[Stored data entries]
————

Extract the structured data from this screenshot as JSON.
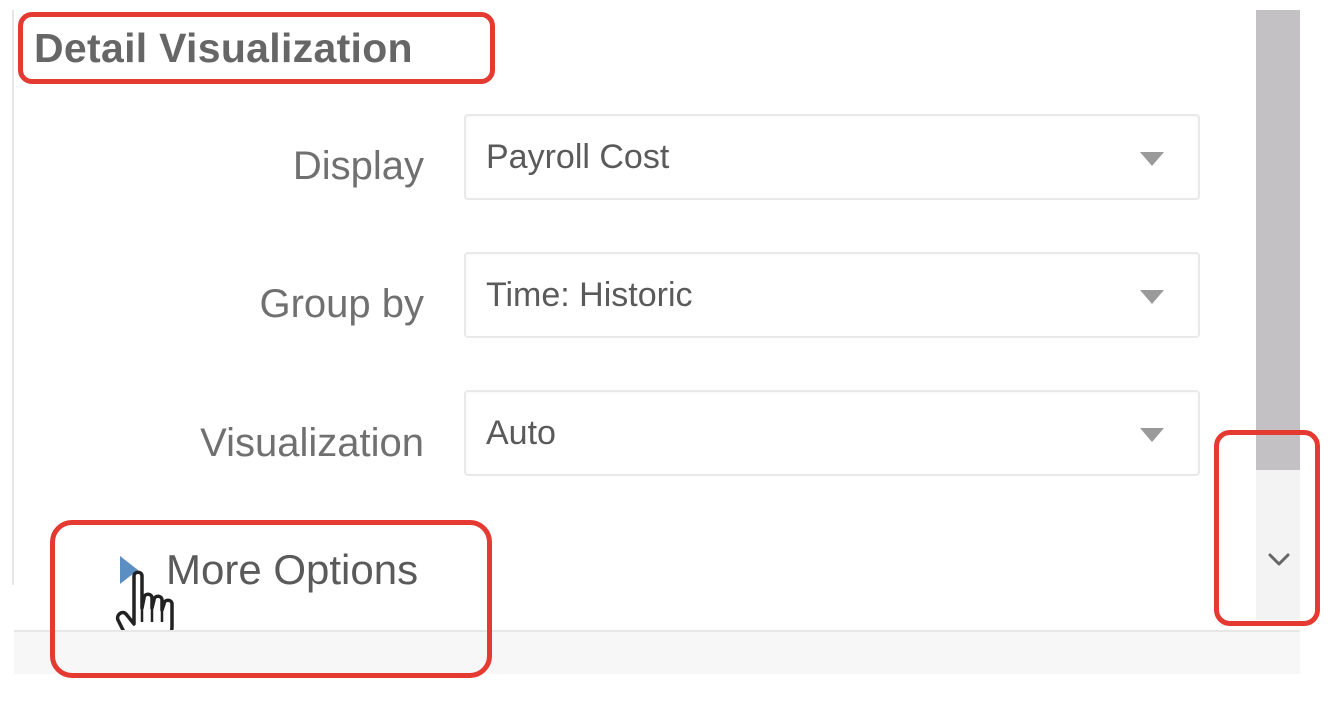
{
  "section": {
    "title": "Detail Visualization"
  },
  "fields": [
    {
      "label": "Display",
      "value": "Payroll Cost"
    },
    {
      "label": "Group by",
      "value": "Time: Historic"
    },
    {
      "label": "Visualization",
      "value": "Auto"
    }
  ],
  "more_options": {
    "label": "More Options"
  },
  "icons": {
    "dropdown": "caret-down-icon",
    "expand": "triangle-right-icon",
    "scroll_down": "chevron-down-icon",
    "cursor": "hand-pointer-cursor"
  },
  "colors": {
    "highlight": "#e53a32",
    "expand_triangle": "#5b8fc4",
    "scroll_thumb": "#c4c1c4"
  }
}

————

--- WORK TO BE COMPLETED ---
From the records given above, reproduce all text exactly and exclude each picture.

--- EXERCISE ANSWER ---
Extract the structured data from this screenshot as JSON.
{
  "section": {
    "title": "Detail Visualization"
  },
  "fields": [
    {
      "label": "Display",
      "value": "Payroll Cost"
    },
    {
      "label": "Group by",
      "value": "Time: Historic"
    },
    {
      "label": "Visualization",
      "value": "Auto"
    }
  ],
  "more_options": {
    "label": "More Options"
  },
  "icons": {
    "dropdown": "caret-down-icon",
    "expand": "triangle-right-icon",
    "scroll_down": "chevron-down-icon",
    "cursor": "hand-pointer-cursor"
  },
  "colors": {
    "highlight": "#e53a32",
    "expand_triangle": "#5b8fc4",
    "scroll_thumb": "#c4c1c4"
  }
}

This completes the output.